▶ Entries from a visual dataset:

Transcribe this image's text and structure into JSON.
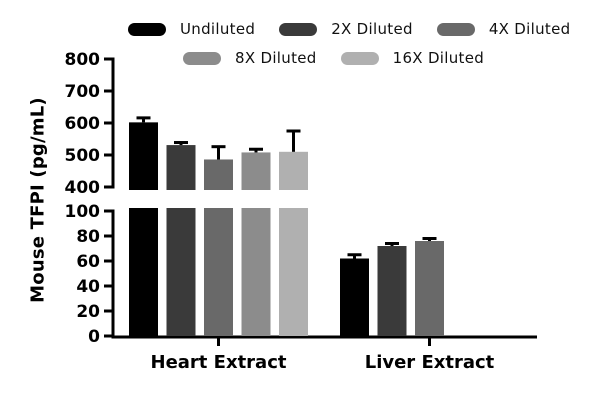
{
  "legend": {
    "items": [
      {
        "label": "Undiluted",
        "color": "#000000"
      },
      {
        "label": "2X Diluted",
        "color": "#3a3a3a"
      },
      {
        "label": "4X Diluted",
        "color": "#696969"
      },
      {
        "label": "8X Diluted",
        "color": "#8c8c8c"
      },
      {
        "label": "16X Diluted",
        "color": "#b0b0b0"
      }
    ]
  },
  "chart_data": {
    "type": "bar",
    "title": "",
    "xlabel": "",
    "ylabel": "Mouse TFPI (pg/mL)",
    "categories": [
      "Heart Extract",
      "Liver Extract"
    ],
    "series": [
      {
        "name": "Undiluted",
        "color": "#000000",
        "values": [
          602,
          62
        ],
        "errors_plus": [
          14,
          3
        ]
      },
      {
        "name": "2X Diluted",
        "color": "#3a3a3a",
        "values": [
          531,
          72
        ],
        "errors_plus": [
          8,
          2
        ]
      },
      {
        "name": "4X Diluted",
        "color": "#696969",
        "values": [
          486,
          76
        ],
        "errors_plus": [
          40,
          2
        ]
      },
      {
        "name": "8X Diluted",
        "color": "#8c8c8c",
        "values": [
          508,
          null
        ],
        "errors_plus": [
          10,
          null
        ]
      },
      {
        "name": "16X Diluted",
        "color": "#b0b0b0",
        "values": [
          510,
          null
        ],
        "errors_plus": [
          65,
          null
        ]
      }
    ],
    "axis_break": {
      "upper_range": [
        400,
        800
      ],
      "lower_range": [
        0,
        100
      ]
    },
    "upper_ticks": [
      400,
      500,
      600,
      700,
      800
    ],
    "lower_ticks": [
      0,
      20,
      40,
      60,
      80,
      100
    ],
    "grid": false,
    "legend_position": "top",
    "error_bar_color": "#000000"
  }
}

▶ WHAT THIS TASK INVOLVES: Without including any pictures, reproduce the listing exactly.

▶ EXERCISE OUTPUT:
Transcribe this image's text and structure into JSON.
{
  "legend": {
    "items": [
      {
        "label": "Undiluted",
        "color": "#000000"
      },
      {
        "label": "2X Diluted",
        "color": "#3a3a3a"
      },
      {
        "label": "4X Diluted",
        "color": "#696969"
      },
      {
        "label": "8X Diluted",
        "color": "#8c8c8c"
      },
      {
        "label": "16X Diluted",
        "color": "#b0b0b0"
      }
    ]
  },
  "chart_data": {
    "type": "bar",
    "title": "",
    "xlabel": "",
    "ylabel": "Mouse TFPI (pg/mL)",
    "categories": [
      "Heart Extract",
      "Liver Extract"
    ],
    "series": [
      {
        "name": "Undiluted",
        "color": "#000000",
        "values": [
          602,
          62
        ],
        "errors_plus": [
          14,
          3
        ]
      },
      {
        "name": "2X Diluted",
        "color": "#3a3a3a",
        "values": [
          531,
          72
        ],
        "errors_plus": [
          8,
          2
        ]
      },
      {
        "name": "4X Diluted",
        "color": "#696969",
        "values": [
          486,
          76
        ],
        "errors_plus": [
          40,
          2
        ]
      },
      {
        "name": "8X Diluted",
        "color": "#8c8c8c",
        "values": [
          508,
          null
        ],
        "errors_plus": [
          10,
          null
        ]
      },
      {
        "name": "16X Diluted",
        "color": "#b0b0b0",
        "values": [
          510,
          null
        ],
        "errors_plus": [
          65,
          null
        ]
      }
    ],
    "axis_break": {
      "upper_range": [
        400,
        800
      ],
      "lower_range": [
        0,
        100
      ]
    },
    "upper_ticks": [
      400,
      500,
      600,
      700,
      800
    ],
    "lower_ticks": [
      0,
      20,
      40,
      60,
      80,
      100
    ],
    "grid": false,
    "legend_position": "top",
    "error_bar_color": "#000000"
  }
}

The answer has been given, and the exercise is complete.